##### DATA SUPPLIED
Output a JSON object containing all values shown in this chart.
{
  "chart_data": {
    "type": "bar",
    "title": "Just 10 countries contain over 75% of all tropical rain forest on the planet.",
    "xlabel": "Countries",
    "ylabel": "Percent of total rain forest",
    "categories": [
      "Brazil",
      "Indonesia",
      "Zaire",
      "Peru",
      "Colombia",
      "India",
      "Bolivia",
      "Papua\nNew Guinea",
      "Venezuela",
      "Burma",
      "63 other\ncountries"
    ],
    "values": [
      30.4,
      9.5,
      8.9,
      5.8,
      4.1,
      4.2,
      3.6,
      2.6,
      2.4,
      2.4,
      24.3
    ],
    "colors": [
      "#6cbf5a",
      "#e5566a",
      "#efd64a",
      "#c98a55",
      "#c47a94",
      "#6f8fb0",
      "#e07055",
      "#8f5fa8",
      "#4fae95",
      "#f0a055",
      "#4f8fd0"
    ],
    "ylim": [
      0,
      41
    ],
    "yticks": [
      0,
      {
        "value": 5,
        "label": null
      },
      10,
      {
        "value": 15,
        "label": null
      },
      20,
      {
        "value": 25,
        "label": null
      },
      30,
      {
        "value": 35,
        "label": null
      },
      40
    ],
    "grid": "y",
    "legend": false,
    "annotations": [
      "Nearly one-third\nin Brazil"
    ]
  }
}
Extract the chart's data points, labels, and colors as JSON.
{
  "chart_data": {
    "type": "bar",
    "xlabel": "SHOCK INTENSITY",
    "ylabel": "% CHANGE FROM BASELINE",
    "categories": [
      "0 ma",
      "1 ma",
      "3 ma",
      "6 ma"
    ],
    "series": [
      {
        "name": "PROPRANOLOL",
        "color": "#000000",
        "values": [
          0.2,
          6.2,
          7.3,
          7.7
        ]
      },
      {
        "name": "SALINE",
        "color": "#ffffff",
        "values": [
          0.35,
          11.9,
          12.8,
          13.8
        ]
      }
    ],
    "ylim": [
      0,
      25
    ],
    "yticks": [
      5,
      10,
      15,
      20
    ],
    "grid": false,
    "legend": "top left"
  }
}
##########
Within the listing, how many lines hold the word "xlabel"? Only the number is to be given.

2